SHORT EXERCISE – Pull out every line below holding the word "name".

==================================================

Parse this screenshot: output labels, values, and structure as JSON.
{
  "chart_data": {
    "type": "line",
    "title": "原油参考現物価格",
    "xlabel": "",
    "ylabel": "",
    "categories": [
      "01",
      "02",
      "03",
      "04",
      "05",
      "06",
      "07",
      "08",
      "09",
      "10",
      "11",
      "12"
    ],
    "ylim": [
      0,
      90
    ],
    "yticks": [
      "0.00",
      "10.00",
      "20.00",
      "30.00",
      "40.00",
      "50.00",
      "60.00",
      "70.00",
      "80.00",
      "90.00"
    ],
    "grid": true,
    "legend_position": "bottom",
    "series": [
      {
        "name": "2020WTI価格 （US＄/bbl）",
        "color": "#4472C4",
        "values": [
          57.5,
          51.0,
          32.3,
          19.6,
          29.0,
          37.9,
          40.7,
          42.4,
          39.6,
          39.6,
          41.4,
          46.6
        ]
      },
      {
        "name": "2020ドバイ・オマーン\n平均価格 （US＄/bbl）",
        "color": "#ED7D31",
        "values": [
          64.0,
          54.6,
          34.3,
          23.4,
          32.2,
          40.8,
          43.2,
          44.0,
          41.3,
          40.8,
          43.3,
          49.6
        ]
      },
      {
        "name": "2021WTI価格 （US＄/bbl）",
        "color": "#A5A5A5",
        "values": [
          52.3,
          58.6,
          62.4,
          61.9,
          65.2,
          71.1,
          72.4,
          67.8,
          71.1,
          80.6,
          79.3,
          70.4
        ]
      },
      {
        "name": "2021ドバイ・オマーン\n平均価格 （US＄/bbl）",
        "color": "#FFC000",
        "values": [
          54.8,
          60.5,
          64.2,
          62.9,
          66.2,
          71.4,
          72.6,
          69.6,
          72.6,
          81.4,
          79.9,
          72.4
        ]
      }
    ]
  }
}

==================================================

FINAL RESULT –
        "name": "2020WTI価格 （US＄/bbl）",
        "name": "2020ドバイ・オマーン\n平均価格 （US＄/bbl）",
        "name": "2021WTI価格 （US＄/bbl）",
        "name": "2021ドバイ・オマーン\n平均価格 （US＄/bbl）",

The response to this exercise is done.